Those who practice yoga and meditation, or have benefitted from India’s vast spiritual insight, are in some way indebted to Paramahansa Yogananda (1893–1952), the first major teacher from India to settle in America. His spiritual classic, Autobiography of a Yogi, chronicles the Hindu swami’s youthful encounters with saints and sages during his search for an enlightened teacher; his decade of devotion in the hermitage of his revered yoga master; and the 30 years he lived and taught in America.

“The value of Yogananda’s Autobiography is greatly enhanced by the fact that it is one of the few books in English about the wise men of India which has been written, not by a journalist or foreigner, but by one of their own race and training—in short, a book about yogis by a yogi,” writes W. Y. Evans-Wentz, author of The Tibetan Book of the Dead, in his forward to the book.

Yogananda’s Story

The chief disciple of the Indian sage Sri Yukteswar Giri, Yogananda—who claimed the writing of his book was prophesied long ago by the 19th-century Kriya Yoga master Lahiri Mahasaya (who was chosen by Mahavatar Babaji to reintroduce the lost yoga practice to the world)—was sent by his teacher in 1920 as his emissary to the West. Autobiography of a Yogi chronicles his journey to America, where he lectured to thousands—from New York’s Carnegie Hall to Los Angeles’ Philharmonic Auditorium—and in 1924, established his permanent home in Los Angeles, as well as the international headquarters for his Self-Realization Fellowship; his visit to India in 1935, where he encountered spiritual figures such as Mahatma Gandhi (who requested initiation in Kriya Yoga) and Rabindranath Tagore; and his return to the West, where he continued to establish his teachings in America, including writing his autobiography in 1946 at his hermitage in Encinitas, California.

──────────

• **WRITTEN TASK 1**: Transcribe the listing verbatim, starting at its first line and continuing through the line containing "card-price: (4 STX) [489, 572, 542, 589]", with both of those lines included.
The passage about Yogananda and the listing that follows it have nothing to do with each other.

Items listed in a dataset:
──────────

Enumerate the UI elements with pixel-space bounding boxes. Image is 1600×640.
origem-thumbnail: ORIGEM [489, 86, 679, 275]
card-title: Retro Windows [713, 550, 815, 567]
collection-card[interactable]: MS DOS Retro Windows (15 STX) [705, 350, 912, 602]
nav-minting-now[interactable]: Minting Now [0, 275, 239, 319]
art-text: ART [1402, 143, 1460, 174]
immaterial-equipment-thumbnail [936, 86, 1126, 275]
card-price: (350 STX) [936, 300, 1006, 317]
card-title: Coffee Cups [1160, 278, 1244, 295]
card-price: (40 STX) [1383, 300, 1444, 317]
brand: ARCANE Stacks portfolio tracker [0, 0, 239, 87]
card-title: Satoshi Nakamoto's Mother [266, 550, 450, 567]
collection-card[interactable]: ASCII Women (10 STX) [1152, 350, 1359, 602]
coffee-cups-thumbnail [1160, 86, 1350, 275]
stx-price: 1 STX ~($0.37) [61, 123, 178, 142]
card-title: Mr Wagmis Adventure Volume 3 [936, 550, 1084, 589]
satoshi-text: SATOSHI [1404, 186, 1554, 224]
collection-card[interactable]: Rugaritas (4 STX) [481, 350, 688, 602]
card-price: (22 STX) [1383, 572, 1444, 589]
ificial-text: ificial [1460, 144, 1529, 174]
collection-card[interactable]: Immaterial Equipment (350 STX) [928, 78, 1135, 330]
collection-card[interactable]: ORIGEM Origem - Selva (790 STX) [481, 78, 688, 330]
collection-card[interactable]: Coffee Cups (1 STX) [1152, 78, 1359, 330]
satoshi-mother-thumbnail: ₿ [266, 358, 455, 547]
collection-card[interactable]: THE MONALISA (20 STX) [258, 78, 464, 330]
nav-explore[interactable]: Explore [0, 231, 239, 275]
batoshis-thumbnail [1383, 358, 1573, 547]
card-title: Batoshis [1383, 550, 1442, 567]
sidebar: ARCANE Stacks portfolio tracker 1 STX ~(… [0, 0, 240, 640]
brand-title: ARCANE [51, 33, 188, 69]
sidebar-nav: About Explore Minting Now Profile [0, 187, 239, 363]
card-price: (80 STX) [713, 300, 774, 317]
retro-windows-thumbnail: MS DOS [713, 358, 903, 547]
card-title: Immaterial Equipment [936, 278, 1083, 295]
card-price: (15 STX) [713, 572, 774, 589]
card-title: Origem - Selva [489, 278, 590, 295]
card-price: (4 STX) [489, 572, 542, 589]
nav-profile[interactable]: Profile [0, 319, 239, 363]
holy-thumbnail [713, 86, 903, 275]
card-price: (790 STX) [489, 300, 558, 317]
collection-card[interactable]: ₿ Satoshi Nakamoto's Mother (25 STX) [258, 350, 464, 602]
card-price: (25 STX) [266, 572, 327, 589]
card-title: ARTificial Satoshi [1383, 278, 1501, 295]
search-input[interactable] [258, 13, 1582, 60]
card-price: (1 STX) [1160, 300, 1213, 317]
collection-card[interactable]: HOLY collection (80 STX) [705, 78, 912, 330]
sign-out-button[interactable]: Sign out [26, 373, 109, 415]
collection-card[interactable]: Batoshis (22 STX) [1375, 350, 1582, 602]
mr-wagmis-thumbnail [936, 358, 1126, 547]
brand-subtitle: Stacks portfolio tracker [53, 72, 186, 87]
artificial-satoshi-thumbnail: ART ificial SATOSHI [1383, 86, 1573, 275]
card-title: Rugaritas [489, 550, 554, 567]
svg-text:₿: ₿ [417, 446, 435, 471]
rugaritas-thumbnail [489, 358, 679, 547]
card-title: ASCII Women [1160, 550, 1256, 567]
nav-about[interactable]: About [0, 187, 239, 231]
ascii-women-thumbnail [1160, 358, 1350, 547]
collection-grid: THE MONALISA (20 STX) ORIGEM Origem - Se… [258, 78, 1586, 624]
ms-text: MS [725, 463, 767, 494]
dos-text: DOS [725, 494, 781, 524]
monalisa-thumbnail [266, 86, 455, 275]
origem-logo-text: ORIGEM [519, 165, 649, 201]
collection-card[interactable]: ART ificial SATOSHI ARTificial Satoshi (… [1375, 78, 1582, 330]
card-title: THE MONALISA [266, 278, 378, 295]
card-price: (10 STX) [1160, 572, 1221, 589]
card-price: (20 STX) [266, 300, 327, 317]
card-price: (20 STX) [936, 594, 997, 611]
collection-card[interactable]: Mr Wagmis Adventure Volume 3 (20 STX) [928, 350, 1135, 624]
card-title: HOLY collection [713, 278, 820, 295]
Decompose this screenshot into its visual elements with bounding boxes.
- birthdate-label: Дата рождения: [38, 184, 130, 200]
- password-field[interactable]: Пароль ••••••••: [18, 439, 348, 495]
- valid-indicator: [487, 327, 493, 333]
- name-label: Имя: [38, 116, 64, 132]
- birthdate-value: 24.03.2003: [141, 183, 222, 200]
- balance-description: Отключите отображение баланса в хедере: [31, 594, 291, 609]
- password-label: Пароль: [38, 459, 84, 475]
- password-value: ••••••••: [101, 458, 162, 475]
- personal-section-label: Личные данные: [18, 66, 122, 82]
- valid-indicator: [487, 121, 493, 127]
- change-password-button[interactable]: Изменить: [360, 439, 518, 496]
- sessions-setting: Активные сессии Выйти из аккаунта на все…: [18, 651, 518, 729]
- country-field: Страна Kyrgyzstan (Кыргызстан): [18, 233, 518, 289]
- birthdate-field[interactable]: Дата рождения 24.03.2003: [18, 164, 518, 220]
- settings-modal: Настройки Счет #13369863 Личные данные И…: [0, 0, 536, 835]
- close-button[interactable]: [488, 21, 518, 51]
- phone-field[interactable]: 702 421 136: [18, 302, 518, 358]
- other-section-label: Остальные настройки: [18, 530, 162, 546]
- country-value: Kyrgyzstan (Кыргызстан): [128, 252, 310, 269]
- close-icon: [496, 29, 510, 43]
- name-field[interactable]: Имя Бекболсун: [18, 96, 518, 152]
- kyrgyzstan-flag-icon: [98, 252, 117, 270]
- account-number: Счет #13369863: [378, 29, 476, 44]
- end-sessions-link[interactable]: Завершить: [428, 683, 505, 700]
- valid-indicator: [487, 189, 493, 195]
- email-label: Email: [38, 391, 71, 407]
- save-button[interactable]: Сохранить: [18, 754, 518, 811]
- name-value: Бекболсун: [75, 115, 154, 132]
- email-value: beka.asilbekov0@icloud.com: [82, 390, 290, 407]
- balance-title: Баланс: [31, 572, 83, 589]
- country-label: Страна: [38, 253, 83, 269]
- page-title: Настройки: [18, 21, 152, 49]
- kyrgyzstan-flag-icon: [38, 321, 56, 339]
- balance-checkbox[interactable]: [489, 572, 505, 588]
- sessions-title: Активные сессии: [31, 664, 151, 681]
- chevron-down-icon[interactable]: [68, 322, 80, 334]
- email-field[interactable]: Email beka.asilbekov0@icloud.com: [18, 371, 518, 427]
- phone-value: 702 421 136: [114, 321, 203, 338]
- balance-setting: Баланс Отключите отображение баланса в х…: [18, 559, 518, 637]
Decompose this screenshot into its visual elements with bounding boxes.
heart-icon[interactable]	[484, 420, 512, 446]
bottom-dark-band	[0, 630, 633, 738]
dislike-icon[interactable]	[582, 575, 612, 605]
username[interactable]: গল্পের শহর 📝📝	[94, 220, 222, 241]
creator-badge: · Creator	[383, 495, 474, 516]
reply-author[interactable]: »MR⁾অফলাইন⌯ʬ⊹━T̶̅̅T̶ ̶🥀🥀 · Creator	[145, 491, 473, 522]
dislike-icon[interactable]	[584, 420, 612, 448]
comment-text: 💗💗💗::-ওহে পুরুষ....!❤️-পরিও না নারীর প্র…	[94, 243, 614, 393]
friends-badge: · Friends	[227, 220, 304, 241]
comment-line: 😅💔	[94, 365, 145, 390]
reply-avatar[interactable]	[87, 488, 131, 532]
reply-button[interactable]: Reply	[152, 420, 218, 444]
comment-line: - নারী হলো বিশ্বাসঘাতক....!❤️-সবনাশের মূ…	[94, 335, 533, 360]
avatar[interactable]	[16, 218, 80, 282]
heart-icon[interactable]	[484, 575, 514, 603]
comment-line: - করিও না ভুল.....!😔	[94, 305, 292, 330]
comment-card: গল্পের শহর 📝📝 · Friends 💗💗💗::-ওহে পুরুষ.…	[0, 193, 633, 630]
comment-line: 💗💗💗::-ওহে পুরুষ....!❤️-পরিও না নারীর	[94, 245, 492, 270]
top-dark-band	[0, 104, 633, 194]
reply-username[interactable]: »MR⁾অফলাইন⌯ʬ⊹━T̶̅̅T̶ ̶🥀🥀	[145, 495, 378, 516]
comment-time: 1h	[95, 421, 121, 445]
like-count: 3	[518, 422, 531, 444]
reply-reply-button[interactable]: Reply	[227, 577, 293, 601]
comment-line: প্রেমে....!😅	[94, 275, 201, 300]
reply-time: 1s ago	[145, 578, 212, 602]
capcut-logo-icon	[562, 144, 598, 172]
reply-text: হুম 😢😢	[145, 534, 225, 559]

──────────

• **WRITTEN TASK 2**: According to the passage about Yogananda, in what year did he establish his permanent home in Los Angeles?

• **WORKED SOLUTION 1**:
Enumerate the UI elements with pixel-space bounding boxes. Image is 1600×640.
origem-thumbnail: ORIGEM [489, 86, 679, 275]
card-title: Retro Windows [713, 550, 815, 567]
collection-card[interactable]: MS DOS Retro Windows (15 STX) [705, 350, 912, 602]
nav-minting-now[interactable]: Minting Now [0, 275, 239, 319]
art-text: ART [1402, 143, 1460, 174]
immaterial-equipment-thumbnail [936, 86, 1126, 275]
card-price: (350 STX) [936, 300, 1006, 317]
card-title: Coffee Cups [1160, 278, 1244, 295]
card-price: (40 STX) [1383, 300, 1444, 317]
brand: ARCANE Stacks portfolio tracker [0, 0, 239, 87]
card-title: Satoshi Nakamoto's Mother [266, 550, 450, 567]
collection-card[interactable]: ASCII Women (10 STX) [1152, 350, 1359, 602]
coffee-cups-thumbnail [1160, 86, 1350, 275]
stx-price: 1 STX ~($0.37) [61, 123, 178, 142]
card-title: Mr Wagmis Adventure Volume 3 [936, 550, 1084, 589]
satoshi-text: SATOSHI [1404, 186, 1554, 224]
collection-card[interactable]: Rugaritas (4 STX) [481, 350, 688, 602]
card-price: (22 STX) [1383, 572, 1444, 589]
ificial-text: ificial [1460, 144, 1529, 174]
collection-card[interactable]: Immaterial Equipment (350 STX) [928, 78, 1135, 330]
collection-card[interactable]: ORIGEM Origem - Selva (790 STX) [481, 78, 688, 330]
collection-card[interactable]: Coffee Cups (1 STX) [1152, 78, 1359, 330]
satoshi-mother-thumbnail: ₿ [266, 358, 455, 547]
collection-card[interactable]: THE MONALISA (20 STX) [258, 78, 464, 330]
nav-explore[interactable]: Explore [0, 231, 239, 275]
batoshis-thumbnail [1383, 358, 1573, 547]
card-title: Batoshis [1383, 550, 1442, 567]
sidebar: ARCANE Stacks portfolio tracker 1 STX ~(… [0, 0, 240, 640]
brand-title: ARCANE [51, 33, 188, 69]
sidebar-nav: About Explore Minting Now Profile [0, 187, 239, 363]
card-price: (80 STX) [713, 300, 774, 317]
retro-windows-thumbnail: MS DOS [713, 358, 903, 547]
card-title: Immaterial Equipment [936, 278, 1083, 295]
card-price: (15 STX) [713, 572, 774, 589]
card-title: Origem - Selva [489, 278, 590, 295]
card-price: (4 STX) [489, 572, 542, 589]

• **WORKED SOLUTION 2**: 1924